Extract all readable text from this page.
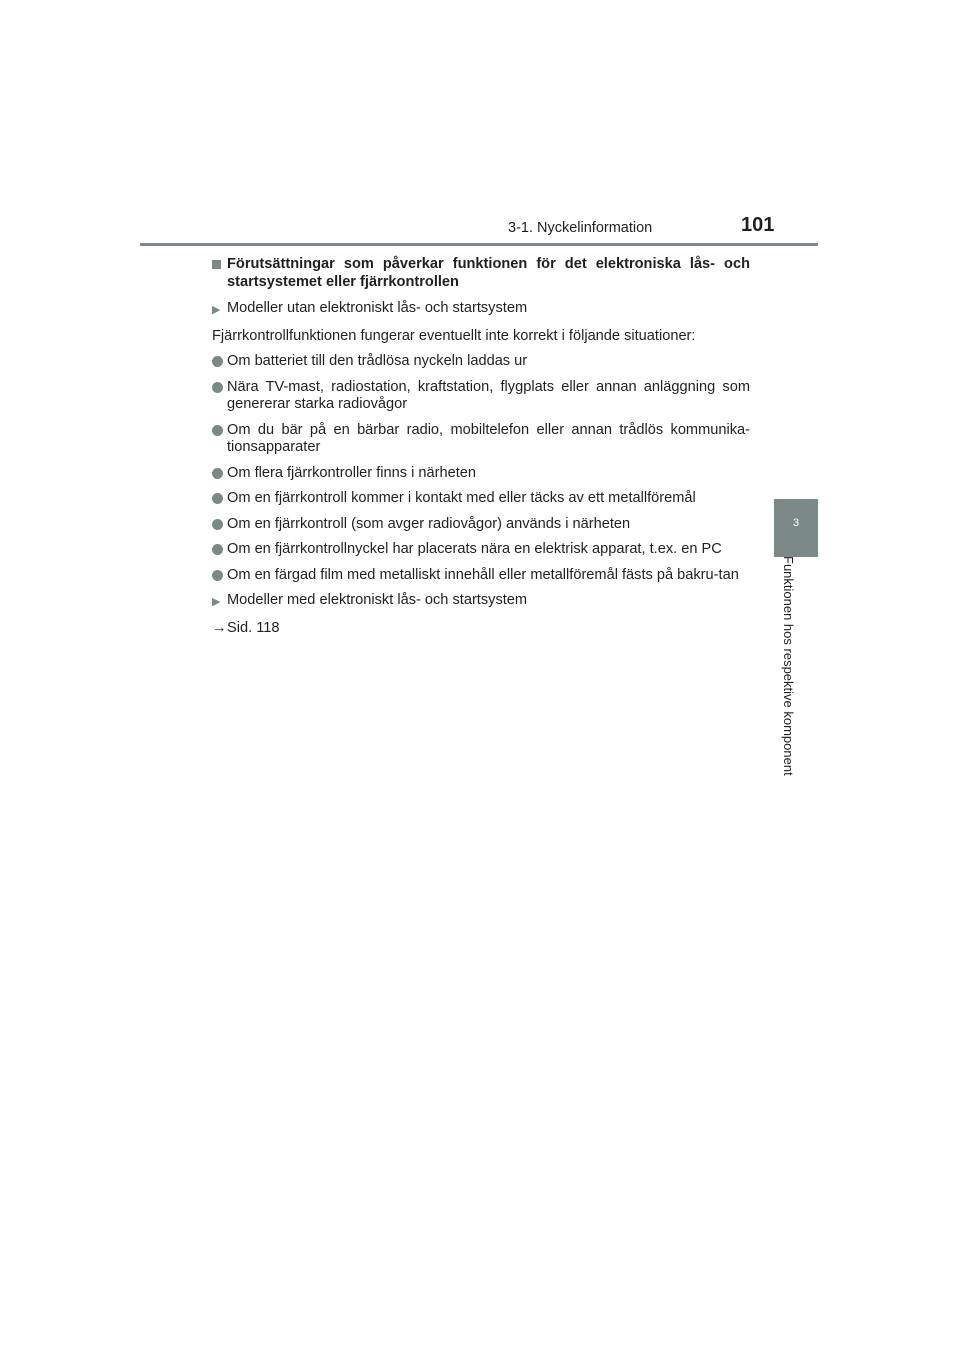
3-1. Nyckelinformation	101
3
Funktionen hos respektive komponent
Förutsättningar som påverkar funktionen för det elektroniska lås- och startsystemet eller fjärrkontrollen
▶ Modeller utan elektroniskt lås- och startsystem
Fjärrkontrollfunktionen fungerar eventuellt inte korrekt i följande situationer:
Om batteriet till den trådlösa nyckeln laddas ur
Nära TV-mast, radiostation, kraftstation, flygplats eller annan anläggning som genererar starka radiovågor
Om du bär på en bärbar radio, mobiltelefon eller annan trådlös kommunika-tionsapparater
Om flera fjärrkontroller finns i närheten
Om en fjärrkontroll kommer i kontakt med eller täcks av ett metallföremål
Om en fjärrkontroll (som avger radiovågor) används i närheten
Om en fjärrkontrollnyckel har placerats nära en elektrisk apparat, t.ex. en PC
Om en färgad film med metalliskt innehåll eller metallföremål fästs på bakru-tan
▶ Modeller med elektroniskt lås- och startsystem
→ Sid. 118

[Problem to solve] In the entries above, count each line that holds "radiovågor". Give the total and nothing else.

[Complete answer] 2